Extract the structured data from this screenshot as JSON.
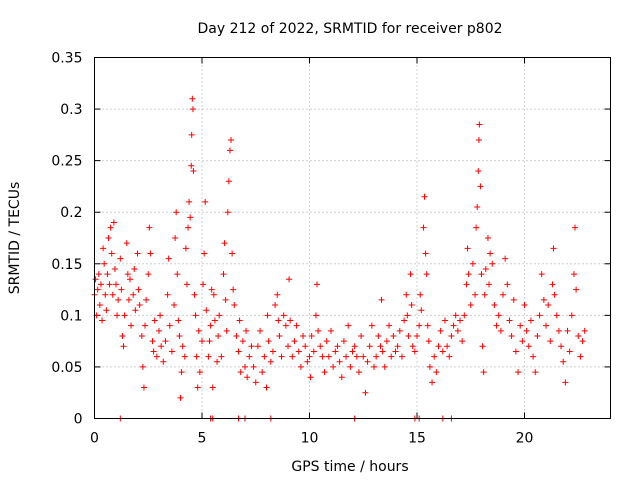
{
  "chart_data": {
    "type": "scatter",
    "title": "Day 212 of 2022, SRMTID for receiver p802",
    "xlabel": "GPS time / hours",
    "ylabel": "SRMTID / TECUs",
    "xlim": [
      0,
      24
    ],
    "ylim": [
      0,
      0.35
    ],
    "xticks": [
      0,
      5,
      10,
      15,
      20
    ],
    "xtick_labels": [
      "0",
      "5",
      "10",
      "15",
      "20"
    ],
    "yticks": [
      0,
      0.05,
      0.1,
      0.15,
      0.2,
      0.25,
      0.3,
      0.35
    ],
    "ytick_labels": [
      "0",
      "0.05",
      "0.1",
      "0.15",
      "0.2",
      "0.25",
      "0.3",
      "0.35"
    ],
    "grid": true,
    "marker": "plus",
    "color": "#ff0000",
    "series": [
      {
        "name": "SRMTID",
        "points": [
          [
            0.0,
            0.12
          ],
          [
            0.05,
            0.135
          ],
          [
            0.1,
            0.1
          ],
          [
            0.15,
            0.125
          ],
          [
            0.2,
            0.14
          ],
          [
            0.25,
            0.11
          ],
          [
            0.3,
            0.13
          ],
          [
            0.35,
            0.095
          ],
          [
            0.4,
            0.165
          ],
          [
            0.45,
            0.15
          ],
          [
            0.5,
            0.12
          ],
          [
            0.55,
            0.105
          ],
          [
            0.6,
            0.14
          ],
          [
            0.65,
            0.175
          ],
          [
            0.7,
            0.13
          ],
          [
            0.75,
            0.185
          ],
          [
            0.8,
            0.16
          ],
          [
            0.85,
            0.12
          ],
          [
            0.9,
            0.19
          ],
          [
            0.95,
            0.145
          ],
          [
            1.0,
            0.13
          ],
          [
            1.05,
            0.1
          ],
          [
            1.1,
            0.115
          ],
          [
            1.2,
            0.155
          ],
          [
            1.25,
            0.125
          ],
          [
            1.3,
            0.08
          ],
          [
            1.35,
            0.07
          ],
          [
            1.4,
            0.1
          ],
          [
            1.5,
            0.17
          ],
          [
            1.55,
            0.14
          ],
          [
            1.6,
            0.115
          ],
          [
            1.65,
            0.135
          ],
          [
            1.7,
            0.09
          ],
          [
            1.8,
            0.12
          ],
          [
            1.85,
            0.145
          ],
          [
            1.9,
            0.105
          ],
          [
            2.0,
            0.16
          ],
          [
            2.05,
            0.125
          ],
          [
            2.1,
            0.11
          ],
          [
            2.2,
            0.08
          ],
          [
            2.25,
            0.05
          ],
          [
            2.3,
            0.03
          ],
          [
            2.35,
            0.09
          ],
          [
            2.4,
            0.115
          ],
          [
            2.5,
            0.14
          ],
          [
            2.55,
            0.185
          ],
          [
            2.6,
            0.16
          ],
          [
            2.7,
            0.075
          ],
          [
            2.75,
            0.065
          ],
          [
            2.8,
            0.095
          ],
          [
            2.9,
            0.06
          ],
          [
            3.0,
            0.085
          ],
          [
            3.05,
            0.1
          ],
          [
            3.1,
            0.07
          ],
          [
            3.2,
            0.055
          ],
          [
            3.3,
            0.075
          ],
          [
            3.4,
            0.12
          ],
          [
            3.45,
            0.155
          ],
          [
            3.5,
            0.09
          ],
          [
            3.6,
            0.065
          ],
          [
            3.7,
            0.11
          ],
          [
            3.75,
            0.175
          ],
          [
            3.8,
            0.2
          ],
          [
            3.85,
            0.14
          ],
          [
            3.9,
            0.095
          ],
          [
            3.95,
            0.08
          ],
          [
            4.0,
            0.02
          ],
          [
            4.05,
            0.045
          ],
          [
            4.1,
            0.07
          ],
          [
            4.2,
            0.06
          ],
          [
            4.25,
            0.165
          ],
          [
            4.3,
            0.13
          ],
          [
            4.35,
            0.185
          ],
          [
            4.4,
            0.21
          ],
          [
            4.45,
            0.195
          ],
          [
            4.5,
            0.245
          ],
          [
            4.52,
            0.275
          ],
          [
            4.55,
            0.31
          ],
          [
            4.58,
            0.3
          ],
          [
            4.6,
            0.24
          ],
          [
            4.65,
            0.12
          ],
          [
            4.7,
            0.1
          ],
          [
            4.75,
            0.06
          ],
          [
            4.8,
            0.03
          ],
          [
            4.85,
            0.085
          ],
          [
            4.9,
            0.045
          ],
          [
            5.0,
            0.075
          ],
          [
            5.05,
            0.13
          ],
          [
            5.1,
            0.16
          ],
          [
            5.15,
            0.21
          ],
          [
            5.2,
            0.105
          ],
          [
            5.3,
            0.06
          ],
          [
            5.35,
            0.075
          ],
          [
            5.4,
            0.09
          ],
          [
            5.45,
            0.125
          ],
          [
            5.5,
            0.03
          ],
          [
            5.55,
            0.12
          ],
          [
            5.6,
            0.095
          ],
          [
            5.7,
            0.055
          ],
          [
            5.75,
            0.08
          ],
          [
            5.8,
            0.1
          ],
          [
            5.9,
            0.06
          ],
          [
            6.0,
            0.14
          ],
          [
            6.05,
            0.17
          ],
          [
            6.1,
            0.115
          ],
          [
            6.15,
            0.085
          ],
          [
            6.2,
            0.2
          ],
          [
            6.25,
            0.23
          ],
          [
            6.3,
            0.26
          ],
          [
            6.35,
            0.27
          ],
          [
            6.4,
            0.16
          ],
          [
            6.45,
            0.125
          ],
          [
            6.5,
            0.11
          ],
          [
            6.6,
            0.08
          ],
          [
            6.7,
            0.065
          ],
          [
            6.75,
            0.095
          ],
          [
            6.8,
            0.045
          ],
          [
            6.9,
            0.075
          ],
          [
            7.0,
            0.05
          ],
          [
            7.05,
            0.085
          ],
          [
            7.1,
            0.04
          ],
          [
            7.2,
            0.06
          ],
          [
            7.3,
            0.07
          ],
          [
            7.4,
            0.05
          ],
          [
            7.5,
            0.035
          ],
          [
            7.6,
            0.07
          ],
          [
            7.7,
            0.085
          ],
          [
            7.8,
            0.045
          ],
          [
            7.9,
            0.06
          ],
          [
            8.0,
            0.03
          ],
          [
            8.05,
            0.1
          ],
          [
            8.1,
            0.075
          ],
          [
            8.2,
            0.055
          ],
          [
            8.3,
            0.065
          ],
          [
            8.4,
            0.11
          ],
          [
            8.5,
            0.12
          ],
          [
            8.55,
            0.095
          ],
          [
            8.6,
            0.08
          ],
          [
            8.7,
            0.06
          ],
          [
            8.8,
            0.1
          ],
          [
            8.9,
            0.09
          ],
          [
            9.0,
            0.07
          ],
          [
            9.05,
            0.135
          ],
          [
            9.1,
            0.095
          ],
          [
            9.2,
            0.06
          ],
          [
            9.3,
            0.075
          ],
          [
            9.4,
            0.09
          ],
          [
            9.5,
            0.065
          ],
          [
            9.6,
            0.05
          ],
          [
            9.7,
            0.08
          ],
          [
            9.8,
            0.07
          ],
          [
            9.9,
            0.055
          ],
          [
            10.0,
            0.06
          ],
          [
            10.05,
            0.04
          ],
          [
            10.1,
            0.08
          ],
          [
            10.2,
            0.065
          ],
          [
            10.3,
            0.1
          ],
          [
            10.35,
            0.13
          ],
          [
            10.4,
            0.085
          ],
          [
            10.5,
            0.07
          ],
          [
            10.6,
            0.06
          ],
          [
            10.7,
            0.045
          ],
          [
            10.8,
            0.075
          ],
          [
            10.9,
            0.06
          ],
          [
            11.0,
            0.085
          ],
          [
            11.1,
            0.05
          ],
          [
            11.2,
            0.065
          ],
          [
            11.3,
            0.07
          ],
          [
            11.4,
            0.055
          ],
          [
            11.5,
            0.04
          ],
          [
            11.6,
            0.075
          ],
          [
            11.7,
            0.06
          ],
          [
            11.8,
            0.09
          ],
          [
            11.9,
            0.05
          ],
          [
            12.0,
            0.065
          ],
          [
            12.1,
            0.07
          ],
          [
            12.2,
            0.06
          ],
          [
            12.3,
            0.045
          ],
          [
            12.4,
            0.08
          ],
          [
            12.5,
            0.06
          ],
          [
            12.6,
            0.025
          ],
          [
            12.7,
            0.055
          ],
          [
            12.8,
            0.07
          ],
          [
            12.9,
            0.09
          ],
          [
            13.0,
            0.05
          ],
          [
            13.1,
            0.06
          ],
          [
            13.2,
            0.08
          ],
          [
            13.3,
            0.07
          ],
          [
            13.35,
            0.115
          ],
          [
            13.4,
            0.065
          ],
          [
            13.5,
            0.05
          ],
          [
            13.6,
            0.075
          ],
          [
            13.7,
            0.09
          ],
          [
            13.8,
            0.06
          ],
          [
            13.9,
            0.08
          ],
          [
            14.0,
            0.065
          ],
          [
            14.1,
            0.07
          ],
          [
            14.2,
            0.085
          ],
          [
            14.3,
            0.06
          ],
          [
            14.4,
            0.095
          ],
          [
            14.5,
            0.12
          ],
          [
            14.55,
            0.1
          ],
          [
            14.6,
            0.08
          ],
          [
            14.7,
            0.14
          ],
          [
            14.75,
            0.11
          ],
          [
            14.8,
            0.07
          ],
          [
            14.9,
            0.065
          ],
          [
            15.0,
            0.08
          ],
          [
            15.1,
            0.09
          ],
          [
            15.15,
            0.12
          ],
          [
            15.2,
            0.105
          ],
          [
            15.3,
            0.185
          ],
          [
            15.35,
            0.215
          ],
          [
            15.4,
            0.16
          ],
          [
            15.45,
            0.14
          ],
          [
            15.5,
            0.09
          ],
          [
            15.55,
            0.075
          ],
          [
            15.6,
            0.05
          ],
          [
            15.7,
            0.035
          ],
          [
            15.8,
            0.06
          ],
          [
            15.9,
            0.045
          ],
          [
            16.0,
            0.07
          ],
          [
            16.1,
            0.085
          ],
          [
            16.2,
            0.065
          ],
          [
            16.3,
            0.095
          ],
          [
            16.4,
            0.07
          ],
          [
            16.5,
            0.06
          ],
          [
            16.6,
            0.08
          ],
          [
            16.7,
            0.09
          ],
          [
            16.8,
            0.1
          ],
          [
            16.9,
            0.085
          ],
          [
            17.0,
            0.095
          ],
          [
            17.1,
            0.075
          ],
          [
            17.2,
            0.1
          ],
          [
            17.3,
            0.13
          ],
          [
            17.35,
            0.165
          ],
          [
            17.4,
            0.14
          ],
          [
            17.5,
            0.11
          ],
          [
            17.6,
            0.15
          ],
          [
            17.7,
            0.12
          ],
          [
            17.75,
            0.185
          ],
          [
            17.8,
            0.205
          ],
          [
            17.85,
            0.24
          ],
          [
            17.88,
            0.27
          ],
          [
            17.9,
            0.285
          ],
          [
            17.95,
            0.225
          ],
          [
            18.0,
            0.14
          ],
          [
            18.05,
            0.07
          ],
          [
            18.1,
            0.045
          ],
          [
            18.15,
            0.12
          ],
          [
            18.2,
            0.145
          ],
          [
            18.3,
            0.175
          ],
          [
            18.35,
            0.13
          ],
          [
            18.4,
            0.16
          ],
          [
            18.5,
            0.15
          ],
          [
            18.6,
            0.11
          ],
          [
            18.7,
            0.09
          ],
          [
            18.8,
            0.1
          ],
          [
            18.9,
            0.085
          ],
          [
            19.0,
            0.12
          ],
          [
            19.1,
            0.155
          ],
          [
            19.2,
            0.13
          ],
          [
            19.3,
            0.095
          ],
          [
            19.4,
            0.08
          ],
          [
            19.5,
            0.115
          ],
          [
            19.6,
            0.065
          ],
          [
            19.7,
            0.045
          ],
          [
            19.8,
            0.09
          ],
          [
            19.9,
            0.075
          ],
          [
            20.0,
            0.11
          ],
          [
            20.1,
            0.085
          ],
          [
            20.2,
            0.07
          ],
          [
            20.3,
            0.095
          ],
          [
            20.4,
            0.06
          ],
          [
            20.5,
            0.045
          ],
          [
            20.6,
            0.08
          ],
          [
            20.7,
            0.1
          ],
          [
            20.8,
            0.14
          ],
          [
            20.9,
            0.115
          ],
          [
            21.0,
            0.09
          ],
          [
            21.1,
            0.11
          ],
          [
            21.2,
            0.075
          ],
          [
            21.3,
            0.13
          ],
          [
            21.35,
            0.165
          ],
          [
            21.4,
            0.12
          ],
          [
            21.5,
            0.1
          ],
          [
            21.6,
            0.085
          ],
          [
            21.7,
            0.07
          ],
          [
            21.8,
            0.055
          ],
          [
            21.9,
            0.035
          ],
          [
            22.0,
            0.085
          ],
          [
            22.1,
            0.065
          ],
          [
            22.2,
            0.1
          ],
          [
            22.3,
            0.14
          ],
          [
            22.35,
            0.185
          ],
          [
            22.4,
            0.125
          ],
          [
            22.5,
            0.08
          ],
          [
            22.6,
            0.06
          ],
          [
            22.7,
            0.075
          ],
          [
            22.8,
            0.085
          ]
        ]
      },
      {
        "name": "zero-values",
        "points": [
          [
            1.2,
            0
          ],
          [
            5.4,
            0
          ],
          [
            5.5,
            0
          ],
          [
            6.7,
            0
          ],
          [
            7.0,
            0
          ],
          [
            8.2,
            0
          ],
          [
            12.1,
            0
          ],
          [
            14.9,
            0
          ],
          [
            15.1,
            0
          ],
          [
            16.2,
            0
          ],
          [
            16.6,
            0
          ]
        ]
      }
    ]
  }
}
**********
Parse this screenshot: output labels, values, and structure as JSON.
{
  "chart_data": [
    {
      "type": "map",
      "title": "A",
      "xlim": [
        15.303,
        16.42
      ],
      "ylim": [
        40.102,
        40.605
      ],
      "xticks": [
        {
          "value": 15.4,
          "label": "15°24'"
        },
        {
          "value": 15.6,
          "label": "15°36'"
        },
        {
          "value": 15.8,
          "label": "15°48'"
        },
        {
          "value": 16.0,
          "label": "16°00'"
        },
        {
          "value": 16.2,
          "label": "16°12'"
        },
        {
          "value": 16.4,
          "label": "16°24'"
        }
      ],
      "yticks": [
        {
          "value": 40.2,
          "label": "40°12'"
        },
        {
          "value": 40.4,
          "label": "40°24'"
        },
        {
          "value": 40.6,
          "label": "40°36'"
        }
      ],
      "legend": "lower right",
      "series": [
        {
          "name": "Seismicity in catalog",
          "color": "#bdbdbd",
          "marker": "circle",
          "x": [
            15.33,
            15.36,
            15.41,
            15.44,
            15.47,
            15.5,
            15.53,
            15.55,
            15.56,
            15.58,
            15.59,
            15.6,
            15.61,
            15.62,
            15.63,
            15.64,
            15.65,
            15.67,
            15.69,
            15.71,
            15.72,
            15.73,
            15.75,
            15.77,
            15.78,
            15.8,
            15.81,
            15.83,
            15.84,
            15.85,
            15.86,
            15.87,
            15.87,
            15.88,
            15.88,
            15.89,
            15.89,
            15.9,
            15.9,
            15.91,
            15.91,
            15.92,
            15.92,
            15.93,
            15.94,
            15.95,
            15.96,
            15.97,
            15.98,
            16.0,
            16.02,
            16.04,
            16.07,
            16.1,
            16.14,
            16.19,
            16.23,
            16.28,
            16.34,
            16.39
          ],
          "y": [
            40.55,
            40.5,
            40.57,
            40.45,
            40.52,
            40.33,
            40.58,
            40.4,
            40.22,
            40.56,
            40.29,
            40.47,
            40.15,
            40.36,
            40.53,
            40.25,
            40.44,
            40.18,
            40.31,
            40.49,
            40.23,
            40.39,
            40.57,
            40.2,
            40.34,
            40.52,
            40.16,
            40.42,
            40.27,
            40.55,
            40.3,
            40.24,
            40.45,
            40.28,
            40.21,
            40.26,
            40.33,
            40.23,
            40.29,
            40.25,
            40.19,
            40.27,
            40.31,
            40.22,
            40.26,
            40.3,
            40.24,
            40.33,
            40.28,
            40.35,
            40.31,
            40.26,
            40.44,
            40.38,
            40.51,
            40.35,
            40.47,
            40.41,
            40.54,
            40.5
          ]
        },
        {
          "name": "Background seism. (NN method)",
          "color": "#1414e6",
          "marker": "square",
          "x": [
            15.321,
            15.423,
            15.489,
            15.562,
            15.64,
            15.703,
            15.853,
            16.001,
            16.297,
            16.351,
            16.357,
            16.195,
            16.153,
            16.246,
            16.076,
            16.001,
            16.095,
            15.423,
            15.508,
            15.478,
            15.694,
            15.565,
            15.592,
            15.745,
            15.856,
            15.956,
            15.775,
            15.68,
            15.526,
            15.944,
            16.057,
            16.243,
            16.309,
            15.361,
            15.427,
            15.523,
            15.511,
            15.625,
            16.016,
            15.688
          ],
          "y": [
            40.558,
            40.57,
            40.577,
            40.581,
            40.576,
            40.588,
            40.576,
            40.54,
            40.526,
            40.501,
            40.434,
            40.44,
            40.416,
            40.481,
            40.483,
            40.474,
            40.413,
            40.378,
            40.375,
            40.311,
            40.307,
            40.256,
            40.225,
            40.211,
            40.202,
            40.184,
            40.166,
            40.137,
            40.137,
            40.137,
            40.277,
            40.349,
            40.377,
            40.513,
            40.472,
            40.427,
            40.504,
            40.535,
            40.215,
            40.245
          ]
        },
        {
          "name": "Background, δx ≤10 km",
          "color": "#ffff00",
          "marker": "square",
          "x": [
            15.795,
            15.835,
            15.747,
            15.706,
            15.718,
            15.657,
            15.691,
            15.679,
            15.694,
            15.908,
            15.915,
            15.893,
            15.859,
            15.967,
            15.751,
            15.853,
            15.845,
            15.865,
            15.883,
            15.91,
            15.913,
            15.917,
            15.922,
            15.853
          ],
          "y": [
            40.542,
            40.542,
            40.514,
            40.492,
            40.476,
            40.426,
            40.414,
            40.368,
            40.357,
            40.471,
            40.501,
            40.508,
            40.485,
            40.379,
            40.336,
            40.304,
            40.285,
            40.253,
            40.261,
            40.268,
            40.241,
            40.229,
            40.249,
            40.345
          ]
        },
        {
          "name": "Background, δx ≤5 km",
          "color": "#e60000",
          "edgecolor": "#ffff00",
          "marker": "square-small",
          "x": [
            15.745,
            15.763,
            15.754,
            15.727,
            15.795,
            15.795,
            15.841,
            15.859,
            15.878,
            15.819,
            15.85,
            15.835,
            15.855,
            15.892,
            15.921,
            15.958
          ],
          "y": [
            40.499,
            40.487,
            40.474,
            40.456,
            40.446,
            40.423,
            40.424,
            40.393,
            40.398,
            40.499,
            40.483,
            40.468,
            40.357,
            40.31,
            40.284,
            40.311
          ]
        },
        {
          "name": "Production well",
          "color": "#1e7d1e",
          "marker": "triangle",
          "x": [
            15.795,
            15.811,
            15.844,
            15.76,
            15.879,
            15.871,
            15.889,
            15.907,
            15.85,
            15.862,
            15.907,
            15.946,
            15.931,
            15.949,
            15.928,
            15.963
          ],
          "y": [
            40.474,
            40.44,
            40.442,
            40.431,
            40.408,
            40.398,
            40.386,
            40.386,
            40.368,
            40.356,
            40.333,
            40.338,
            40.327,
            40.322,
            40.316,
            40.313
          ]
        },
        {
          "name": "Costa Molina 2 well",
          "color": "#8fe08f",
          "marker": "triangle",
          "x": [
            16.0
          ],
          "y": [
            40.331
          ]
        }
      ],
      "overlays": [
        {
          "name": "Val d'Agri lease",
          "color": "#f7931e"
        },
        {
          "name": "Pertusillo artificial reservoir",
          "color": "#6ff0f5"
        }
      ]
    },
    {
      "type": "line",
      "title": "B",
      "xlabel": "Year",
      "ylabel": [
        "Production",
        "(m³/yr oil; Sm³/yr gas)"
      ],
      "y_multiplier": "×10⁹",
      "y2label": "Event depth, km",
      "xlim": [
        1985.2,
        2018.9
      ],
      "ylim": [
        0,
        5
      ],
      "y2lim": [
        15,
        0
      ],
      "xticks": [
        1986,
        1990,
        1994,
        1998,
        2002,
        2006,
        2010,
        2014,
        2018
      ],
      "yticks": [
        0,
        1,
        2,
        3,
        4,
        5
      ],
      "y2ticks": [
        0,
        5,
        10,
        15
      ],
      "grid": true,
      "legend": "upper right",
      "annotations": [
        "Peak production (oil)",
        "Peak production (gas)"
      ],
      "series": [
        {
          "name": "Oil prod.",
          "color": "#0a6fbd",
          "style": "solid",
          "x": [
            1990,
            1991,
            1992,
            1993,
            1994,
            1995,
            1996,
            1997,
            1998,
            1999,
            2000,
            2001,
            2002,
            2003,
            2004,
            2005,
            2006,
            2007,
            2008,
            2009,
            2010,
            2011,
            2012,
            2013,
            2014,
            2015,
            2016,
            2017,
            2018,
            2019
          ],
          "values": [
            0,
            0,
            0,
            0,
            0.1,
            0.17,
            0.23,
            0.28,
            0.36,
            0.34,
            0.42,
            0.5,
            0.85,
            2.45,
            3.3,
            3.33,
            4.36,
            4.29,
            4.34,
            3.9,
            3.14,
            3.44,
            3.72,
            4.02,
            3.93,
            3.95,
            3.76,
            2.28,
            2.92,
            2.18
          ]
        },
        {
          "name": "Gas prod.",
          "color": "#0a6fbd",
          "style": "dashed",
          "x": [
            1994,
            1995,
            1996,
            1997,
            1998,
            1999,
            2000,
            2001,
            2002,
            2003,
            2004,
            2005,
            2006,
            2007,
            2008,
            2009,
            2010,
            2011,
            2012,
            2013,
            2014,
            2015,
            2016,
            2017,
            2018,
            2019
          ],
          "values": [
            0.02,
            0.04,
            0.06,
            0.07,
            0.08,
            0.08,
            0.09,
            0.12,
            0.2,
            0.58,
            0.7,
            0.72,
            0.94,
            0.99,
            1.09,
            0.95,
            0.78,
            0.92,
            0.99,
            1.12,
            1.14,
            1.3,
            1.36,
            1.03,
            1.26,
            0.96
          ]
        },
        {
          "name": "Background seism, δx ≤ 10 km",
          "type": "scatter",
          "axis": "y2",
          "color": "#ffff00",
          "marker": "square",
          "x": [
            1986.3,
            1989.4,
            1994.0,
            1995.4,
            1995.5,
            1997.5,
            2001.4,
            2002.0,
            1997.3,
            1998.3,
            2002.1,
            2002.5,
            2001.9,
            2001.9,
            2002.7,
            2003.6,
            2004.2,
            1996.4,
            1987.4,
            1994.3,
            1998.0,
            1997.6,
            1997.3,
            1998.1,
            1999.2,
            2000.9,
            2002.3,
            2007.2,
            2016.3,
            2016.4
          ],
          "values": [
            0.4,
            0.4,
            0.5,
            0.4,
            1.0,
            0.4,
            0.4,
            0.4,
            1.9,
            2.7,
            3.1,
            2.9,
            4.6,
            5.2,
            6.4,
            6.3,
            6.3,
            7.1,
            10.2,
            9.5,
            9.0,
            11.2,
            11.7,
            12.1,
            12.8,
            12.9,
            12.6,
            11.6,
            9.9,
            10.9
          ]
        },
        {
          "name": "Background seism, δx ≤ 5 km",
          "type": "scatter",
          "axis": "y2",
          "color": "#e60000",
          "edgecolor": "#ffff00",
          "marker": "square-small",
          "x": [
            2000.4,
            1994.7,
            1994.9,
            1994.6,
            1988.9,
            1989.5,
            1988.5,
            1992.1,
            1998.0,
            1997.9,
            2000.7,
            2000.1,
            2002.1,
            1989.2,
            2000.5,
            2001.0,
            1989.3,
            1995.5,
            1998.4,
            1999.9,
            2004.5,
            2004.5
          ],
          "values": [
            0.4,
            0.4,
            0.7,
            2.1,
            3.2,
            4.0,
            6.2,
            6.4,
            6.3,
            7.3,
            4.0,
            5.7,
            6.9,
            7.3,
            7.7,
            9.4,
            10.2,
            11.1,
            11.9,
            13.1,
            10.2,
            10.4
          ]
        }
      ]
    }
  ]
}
**********
What you are asked to do » Give only the number of lines in the data that hold the string "type".

Written solution » 5